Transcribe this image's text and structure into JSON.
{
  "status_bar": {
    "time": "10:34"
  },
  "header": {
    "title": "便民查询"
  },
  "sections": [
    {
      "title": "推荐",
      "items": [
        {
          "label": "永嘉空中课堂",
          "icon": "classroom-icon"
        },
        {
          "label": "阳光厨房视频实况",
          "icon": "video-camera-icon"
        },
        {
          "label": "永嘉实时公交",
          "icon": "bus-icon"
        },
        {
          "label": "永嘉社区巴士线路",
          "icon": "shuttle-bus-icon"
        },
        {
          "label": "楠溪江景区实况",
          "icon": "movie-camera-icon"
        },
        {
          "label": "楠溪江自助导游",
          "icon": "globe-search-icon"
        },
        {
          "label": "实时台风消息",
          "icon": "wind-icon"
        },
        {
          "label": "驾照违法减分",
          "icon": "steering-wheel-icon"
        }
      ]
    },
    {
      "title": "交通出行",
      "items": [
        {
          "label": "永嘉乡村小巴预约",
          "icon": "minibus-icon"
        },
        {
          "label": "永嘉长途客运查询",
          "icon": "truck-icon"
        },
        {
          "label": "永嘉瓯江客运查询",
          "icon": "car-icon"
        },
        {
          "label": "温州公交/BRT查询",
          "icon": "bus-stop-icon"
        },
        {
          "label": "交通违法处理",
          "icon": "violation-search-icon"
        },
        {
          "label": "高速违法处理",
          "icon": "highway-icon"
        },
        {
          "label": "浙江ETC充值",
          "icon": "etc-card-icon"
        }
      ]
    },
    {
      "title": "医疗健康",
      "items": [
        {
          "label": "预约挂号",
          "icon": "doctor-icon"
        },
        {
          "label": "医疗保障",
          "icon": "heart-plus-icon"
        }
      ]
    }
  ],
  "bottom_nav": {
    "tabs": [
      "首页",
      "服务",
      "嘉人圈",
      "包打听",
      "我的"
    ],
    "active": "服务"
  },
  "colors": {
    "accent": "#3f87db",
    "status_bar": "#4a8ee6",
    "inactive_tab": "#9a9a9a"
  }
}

DIRECTIONS: Scan the lines above for "search", then copy every one that has it.

ANSWER:
          "icon": "globe-search-icon"
          "icon": "violation-search-icon"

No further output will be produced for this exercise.